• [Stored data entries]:
## BEGIN
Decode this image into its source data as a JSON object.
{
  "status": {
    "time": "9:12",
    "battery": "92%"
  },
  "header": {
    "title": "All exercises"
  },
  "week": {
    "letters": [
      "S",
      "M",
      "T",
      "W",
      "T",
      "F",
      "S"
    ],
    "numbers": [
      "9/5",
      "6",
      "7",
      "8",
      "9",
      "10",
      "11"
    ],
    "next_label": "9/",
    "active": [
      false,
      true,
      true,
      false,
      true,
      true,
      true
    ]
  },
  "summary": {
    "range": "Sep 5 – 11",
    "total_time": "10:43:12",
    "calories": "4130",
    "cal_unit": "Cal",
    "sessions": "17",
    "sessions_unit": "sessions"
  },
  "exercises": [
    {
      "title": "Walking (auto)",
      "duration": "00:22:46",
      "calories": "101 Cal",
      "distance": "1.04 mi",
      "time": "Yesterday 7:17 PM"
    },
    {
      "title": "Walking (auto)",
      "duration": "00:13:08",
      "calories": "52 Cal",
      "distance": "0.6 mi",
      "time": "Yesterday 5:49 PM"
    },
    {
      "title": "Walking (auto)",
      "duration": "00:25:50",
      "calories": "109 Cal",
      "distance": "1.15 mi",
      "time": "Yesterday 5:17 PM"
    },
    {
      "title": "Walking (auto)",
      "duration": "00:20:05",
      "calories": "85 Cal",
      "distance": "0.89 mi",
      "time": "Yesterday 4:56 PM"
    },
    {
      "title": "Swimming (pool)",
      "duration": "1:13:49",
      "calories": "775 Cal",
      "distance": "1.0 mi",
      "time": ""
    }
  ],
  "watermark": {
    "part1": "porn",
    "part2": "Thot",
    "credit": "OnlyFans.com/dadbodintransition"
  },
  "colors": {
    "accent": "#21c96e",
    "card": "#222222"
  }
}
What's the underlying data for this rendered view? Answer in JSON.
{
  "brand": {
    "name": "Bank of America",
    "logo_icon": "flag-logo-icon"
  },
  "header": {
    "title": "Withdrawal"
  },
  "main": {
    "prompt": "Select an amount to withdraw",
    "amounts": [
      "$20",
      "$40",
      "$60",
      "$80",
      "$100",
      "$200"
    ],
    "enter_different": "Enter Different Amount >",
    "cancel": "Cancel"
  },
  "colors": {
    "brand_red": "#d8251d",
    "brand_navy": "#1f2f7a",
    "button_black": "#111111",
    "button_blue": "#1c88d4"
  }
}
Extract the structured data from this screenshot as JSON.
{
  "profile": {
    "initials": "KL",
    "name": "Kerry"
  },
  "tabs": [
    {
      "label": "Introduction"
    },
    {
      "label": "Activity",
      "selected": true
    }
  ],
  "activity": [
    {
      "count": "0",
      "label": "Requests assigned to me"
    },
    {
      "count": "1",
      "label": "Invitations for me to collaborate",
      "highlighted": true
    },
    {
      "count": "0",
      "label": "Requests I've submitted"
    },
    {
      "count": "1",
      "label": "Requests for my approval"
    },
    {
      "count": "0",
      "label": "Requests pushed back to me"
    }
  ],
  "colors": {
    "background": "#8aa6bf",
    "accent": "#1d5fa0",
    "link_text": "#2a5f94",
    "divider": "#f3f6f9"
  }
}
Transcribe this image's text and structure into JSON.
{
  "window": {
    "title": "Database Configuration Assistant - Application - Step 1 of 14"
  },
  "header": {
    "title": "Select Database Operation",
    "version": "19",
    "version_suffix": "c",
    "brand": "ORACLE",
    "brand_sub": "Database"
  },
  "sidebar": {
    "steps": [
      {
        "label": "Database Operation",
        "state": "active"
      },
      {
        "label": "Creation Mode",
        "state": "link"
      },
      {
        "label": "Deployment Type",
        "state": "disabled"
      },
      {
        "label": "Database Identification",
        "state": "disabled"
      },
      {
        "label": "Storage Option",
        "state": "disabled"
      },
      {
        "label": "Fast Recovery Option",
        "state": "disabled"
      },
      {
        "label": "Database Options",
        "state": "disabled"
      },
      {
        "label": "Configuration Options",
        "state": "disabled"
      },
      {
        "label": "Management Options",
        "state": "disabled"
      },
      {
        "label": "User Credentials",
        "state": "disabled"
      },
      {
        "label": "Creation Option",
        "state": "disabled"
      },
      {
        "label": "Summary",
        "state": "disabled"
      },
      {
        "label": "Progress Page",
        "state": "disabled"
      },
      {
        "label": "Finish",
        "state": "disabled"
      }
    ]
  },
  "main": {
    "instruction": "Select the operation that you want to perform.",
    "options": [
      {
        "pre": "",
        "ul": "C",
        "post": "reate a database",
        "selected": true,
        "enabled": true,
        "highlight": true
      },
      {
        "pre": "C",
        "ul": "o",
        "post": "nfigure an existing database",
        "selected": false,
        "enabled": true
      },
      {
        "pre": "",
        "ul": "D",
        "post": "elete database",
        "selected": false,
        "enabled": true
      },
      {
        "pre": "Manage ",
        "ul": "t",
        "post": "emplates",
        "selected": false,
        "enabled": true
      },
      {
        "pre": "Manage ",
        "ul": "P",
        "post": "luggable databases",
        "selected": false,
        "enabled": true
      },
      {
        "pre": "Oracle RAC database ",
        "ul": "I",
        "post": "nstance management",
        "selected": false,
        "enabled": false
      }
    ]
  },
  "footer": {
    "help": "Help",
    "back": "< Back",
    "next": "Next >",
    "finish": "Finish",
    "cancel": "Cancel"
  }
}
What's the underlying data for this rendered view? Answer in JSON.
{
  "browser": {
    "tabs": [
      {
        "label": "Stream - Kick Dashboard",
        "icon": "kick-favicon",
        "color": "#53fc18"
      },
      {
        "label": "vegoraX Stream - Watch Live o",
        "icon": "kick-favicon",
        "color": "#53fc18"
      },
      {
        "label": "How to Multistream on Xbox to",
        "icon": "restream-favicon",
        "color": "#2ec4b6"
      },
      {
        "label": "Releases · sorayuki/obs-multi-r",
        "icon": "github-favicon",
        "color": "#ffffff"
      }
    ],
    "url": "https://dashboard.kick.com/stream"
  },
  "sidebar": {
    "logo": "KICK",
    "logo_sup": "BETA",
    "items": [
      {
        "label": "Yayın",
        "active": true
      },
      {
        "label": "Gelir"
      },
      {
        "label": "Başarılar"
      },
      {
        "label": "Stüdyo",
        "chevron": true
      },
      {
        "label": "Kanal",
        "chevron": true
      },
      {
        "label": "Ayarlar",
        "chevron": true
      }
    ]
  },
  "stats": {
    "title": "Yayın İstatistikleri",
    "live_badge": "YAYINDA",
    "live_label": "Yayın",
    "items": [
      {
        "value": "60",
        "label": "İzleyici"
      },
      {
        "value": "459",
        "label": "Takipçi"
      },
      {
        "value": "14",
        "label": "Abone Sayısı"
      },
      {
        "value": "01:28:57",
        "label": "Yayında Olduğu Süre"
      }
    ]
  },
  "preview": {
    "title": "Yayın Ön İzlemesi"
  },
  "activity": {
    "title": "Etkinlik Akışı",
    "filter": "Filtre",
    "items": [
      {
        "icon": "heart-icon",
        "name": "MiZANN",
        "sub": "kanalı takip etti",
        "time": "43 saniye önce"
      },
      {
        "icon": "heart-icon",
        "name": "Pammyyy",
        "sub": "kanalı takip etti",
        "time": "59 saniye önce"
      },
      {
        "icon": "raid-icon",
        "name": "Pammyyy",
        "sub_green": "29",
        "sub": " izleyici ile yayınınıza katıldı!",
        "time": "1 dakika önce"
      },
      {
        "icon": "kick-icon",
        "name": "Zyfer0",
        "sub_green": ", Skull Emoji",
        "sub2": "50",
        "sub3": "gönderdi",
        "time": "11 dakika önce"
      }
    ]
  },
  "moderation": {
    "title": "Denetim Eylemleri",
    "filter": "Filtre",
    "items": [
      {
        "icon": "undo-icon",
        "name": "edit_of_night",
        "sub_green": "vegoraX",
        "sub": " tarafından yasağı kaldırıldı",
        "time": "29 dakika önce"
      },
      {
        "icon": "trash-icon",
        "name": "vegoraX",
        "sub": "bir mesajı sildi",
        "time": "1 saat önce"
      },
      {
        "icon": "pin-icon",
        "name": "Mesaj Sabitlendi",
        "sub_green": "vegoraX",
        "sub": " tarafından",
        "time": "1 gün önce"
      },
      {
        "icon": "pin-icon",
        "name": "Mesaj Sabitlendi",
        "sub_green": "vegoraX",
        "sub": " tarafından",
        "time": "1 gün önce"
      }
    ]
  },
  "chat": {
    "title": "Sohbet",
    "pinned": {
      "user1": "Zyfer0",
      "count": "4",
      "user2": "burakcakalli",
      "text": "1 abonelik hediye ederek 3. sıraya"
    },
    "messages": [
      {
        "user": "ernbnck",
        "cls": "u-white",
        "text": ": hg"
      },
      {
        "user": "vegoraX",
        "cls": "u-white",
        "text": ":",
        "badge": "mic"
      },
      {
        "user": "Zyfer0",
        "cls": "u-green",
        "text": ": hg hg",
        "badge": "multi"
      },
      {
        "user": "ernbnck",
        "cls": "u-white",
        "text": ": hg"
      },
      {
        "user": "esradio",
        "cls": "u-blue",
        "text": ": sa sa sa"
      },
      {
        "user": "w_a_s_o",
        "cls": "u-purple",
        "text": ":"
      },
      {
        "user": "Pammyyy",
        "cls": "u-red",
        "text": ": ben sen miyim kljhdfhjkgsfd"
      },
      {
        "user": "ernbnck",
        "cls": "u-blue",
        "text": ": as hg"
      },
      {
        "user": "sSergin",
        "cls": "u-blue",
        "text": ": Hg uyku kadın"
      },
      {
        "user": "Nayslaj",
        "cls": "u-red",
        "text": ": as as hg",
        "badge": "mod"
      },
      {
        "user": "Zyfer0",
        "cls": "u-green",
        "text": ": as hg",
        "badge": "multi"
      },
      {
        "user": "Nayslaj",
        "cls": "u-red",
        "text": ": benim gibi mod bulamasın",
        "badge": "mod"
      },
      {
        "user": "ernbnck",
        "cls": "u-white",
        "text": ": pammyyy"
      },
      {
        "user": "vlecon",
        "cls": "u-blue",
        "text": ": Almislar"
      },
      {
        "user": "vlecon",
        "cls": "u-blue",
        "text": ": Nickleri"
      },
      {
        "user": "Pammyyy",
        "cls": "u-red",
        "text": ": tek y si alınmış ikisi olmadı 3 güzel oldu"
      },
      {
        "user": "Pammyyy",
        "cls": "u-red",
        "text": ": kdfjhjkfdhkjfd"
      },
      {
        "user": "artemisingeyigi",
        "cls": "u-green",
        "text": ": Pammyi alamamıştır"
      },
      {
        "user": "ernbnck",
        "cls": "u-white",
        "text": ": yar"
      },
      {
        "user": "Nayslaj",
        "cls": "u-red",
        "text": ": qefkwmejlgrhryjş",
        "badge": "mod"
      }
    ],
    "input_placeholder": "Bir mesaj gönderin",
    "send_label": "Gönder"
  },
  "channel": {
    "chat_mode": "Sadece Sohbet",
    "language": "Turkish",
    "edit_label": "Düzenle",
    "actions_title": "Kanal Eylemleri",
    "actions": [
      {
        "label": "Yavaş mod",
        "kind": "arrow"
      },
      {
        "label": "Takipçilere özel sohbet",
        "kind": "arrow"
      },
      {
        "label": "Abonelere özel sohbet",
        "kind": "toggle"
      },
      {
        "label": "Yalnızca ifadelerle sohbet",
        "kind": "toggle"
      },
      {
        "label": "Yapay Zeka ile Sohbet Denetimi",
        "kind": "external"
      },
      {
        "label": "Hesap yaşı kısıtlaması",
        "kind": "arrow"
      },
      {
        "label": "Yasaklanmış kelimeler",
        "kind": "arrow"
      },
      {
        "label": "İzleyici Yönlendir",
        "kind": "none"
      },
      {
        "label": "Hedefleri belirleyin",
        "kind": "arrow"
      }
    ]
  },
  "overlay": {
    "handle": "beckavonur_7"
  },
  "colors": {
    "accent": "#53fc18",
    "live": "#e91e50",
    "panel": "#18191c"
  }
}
## END
• [Task statement]:
Pull out all lines containing "saniye".

• [Complete output]:
        "time": "43 saniye önce"
        "time": "59 saniye önce"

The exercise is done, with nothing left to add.